Return the entries verbatim and drop every picture.

--- begin The records ---

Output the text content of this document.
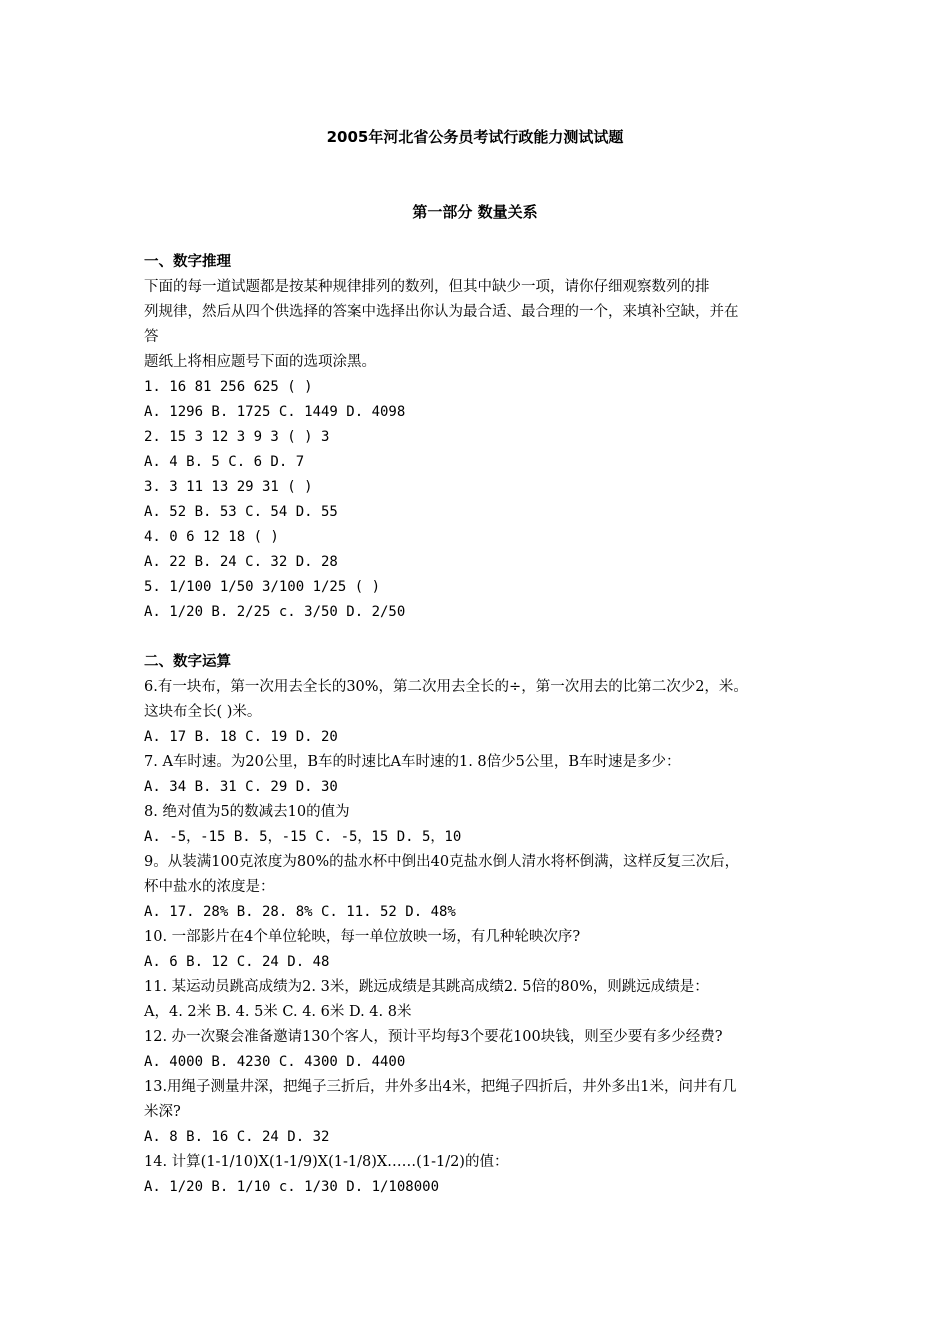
2005年河北省公务员考试行政能力测试试题
第一部分 数量关系
一、数字推理
下面的每一道试题都是按某种规律排列的数列，但其中缺少一项，请你仔细观察数列的排
列规律，然后从四个供选择的答案中选择出你认为最合适、最合理的一个，来填补空缺，并在
答
题纸上将相应题号下面的选项涂黑。
1. 16 81 256 625 ( )
A. 1296 B. 1725 C. 1449 D. 4098
2. 15 3 12 3 9 3 ( ) 3
A. 4 B. 5 C. 6 D. 7
3. 3 11 13 29 31 ( )
A. 52 B. 53 C. 54 D. 55
4. 0 6 12 18 ( )
A. 22 B. 24 C. 32 D. 28
5. 1/100 1/50 3/100 1/25 ( )
A. 1/20 B. 2/25 c. 3/50 D. 2/50
二、数字运算
6.有一块布，第一次用去全长的30%，第二次用去全长的÷，第一次用去的比第二次少2，米。
这块布全长( )米。
A. 17 B. 18 C. 19 D. 20
7. A车时速。为20公里，B车的时速比A车时速的1. 8倍少5公里，B车时速是多少：
A. 34 B. 31 C. 29 D. 30
8. 绝对值为5的数减去10的值为
A. -5，-15 B. 5，-15 C. -5，15 D. 5，10
9。从装满100克浓度为80%的盐水杯中倒出40克盐水倒人清水将杯倒满，这样反复三次后，
杯中盐水的浓度是：
A. 17. 28% B. 28. 8% C. 11. 52 D. 48%
10. 一部影片在4个单位轮映，每一单位放映一场，有几种轮映次序?
A. 6 B. 12 C. 24 D. 48
11. 某运动员跳高成绩为2. 3米，跳远成绩是其跳高成绩2. 5倍的80%，则跳远成绩是：
A，4. 2米 B. 4. 5米 C. 4. 6米 D. 4. 8米
12. 办一次聚会准备邀请130个客人，预计平均每3个要花100块钱，则至少要有多少经费?
A. 4000 B. 4230 C. 4300 D. 4400
13.用绳子测量井深，把绳子三折后，井外多出4米，把绳子四折后，井外多出1米，问井有几
米深?
A. 8 B. 16 C. 24 D. 32
14. 计算(1-1/10)X(1-1/9)X(1-1/8)X……(1-1/2)的值：
A. 1/20 B. 1/10 c. 1/30 D. 1/108000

--- end The records ---

**Task response**
Output the text content of this document.
2005年河北省公务员考试行政能力测试试题
第一部分 数量关系
一、数字推理
下面的每一道试题都是按某种规律排列的数列，但其中缺少一项，请你仔细观察数列的排
列规律，然后从四个供选择的答案中选择出你认为最合适、最合理的一个，来填补空缺，并在
答
题纸上将相应题号下面的选项涂黑。
1. 16 81 256 625 ( )
A. 1296 B. 1725 C. 1449 D. 4098
2. 15 3 12 3 9 3 ( ) 3
A. 4 B. 5 C. 6 D. 7
3. 3 11 13 29 31 ( )
A. 52 B. 53 C. 54 D. 55
4. 0 6 12 18 ( )
A. 22 B. 24 C. 32 D. 28
5. 1/100 1/50 3/100 1/25 ( )
A. 1/20 B. 2/25 c. 3/50 D. 2/50
二、数字运算
6.有一块布，第一次用去全长的30%，第二次用去全长的÷，第一次用去的比第二次少2，米。
这块布全长( )米。
A. 17 B. 18 C. 19 D. 20
7. A车时速。为20公里，B车的时速比A车时速的1. 8倍少5公里，B车时速是多少：
A. 34 B. 31 C. 29 D. 30
8. 绝对值为5的数减去10的值为
A. -5，-15 B. 5，-15 C. -5，15 D. 5，10
9。从装满100克浓度为80%的盐水杯中倒出40克盐水倒人清水将杯倒满，这样反复三次后，
杯中盐水的浓度是：
A. 17. 28% B. 28. 8% C. 11. 52 D. 48%
10. 一部影片在4个单位轮映，每一单位放映一场，有几种轮映次序?
A. 6 B. 12 C. 24 D. 48
11. 某运动员跳高成绩为2. 3米，跳远成绩是其跳高成绩2. 5倍的80%，则跳远成绩是：
A，4. 2米 B. 4. 5米 C. 4. 6米 D. 4. 8米
12. 办一次聚会准备邀请130个客人，预计平均每3个要花100块钱，则至少要有多少经费?
A. 4000 B. 4230 C. 4300 D. 4400
13.用绳子测量井深，把绳子三折后，井外多出4米，把绳子四折后，井外多出1米，问井有几
米深?
A. 8 B. 16 C. 24 D. 32
14. 计算(1-1/10)X(1-1/9)X(1-1/8)X……(1-1/2)的值：
A. 1/20 B. 1/10 c. 1/30 D. 1/108000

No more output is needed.